• _What the task requires_: Only the number is wanted: how many lines in the data contain "Radiation"?

━━━━━━━━━━━━━━━━━━━━━━━━━━━━━━

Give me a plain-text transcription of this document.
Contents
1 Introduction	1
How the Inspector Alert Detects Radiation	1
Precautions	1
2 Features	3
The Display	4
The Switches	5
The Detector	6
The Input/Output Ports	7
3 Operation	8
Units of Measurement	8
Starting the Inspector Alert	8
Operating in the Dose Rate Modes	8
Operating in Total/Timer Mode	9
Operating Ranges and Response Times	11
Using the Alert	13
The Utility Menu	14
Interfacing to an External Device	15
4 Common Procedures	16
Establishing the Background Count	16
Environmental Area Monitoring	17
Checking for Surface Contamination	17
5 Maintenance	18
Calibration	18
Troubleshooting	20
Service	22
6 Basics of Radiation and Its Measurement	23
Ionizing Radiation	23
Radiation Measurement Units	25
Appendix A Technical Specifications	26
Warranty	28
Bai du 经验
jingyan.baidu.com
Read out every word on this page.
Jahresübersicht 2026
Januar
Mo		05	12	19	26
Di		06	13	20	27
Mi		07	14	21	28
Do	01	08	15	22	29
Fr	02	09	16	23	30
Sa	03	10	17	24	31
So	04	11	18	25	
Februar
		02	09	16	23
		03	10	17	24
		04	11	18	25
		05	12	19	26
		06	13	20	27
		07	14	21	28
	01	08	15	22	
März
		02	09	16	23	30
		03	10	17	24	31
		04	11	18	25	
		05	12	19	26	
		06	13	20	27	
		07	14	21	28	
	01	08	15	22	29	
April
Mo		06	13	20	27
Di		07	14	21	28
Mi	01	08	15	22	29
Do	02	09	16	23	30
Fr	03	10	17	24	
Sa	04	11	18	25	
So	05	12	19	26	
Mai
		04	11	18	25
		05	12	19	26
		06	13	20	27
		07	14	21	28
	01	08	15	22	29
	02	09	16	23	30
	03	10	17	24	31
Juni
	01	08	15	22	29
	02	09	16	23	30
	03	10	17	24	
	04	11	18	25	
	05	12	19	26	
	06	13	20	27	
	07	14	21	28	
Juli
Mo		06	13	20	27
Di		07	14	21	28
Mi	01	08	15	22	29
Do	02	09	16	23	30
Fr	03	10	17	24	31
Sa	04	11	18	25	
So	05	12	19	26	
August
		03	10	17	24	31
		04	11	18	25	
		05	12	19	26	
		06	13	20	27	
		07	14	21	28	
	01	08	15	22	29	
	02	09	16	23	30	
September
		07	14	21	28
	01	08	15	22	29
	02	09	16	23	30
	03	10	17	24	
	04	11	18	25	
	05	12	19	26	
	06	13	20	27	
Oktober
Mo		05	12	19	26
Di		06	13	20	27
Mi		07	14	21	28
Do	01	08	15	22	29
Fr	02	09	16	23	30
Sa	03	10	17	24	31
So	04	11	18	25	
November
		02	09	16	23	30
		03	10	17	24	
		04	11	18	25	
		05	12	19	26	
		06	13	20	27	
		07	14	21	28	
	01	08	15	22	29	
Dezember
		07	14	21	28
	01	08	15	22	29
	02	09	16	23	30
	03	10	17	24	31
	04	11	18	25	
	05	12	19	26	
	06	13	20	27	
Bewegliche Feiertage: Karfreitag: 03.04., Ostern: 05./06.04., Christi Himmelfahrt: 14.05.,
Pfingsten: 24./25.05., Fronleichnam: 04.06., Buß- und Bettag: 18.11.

━━━━━━━━━━━━━━━━━━━━━━━━━━━━━━

• _The completed task_: 4